YOUR TASK: Repeat each record below exactly as given.

##### SUPPLIED DATA

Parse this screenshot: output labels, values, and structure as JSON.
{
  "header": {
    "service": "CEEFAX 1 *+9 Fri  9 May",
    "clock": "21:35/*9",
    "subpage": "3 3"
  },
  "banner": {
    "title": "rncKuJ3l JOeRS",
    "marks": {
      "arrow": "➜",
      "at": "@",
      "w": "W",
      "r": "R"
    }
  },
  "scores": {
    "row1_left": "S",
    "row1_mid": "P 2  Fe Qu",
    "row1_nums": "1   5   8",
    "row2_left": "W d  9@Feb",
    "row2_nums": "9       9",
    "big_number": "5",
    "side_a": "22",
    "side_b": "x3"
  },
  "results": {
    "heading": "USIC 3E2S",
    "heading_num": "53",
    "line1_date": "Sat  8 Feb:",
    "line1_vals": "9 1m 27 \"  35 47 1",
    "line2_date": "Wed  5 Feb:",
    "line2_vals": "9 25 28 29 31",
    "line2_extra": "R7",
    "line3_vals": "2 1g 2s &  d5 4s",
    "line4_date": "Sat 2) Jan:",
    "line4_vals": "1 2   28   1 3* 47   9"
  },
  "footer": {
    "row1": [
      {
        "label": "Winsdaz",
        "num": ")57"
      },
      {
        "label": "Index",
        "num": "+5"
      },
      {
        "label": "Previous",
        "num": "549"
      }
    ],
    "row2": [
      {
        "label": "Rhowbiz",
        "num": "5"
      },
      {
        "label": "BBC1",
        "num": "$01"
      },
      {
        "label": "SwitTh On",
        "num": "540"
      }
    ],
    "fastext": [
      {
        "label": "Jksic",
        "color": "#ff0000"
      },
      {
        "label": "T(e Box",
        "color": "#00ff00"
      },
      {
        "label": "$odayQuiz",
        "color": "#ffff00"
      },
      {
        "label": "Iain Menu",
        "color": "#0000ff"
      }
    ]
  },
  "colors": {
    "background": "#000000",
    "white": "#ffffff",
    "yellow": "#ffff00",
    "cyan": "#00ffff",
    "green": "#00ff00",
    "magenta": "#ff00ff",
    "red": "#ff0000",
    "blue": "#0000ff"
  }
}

##########

PROBLEM SOLUTION:
Parse this screenshot: output labels, values, and structure as JSON.
{
  "header": {
    "service": "CEEFAX 1 *+9 Fri  9 May",
    "clock": "21:35/*9",
    "subpage": "3 3"
  },
  "banner": {
    "title": "rncKuJ3l JOeRS",
    "marks": {
      "arrow": "➜",
      "at": "@",
      "w": "W",
      "r": "R"
    }
  },
  "scores": {
    "row1_left": "S",
    "row1_mid": "P 2  Fe Qu",
    "row1_nums": "1   5   8",
    "row2_left": "W d  9@Feb",
    "row2_nums": "9       9",
    "big_number": "5",
    "side_a": "22",
    "side_b": "x3"
  },
  "results": {
    "heading": "USIC 3E2S",
    "heading_num": "53",
    "line1_date": "Sat  8 Feb:",
    "line1_vals": "9 1m 27 \"  35 47 1",
    "line2_date": "Wed  5 Feb:",
    "line2_vals": "9 25 28 29 31",
    "line2_extra": "R7",
    "line3_vals": "2 1g 2s &  d5 4s",
    "line4_date": "Sat 2) Jan:",
    "line4_vals": "1 2   28   1 3* 47   9"
  },
  "footer": {
    "row1": [
      {
        "label": "Winsdaz",
        "num": ")57"
      },
      {
        "label": "Index",
        "num": "+5"
      },
      {
        "label": "Previous",
        "num": "549"
      }
    ],
    "row2": [
      {
        "label": "Rhowbiz",
        "num": "5"
      },
      {
        "label": "BBC1",
        "num": "$01"
      },
      {
        "label": "SwitTh On",
        "num": "540"
      }
    ],
    "fastext": [
      {
        "label": "Jksic",
        "color": "#ff0000"
      },
      {
        "label": "T(e Box",
        "color": "#00ff00"
      },
      {
        "label": "$odayQuiz",
        "color": "#ffff00"
      },
      {
        "label": "Iain Menu",
        "color": "#0000ff"
      }
    ]
  },
  "colors": {
    "background": "#000000",
    "white": "#ffffff",
    "yellow": "#ffff00",
    "cyan": "#00ffff",
    "green": "#00ff00",
    "magenta": "#ff00ff",
    "red": "#ff0000",
    "blue": "#0000ff"
  }
}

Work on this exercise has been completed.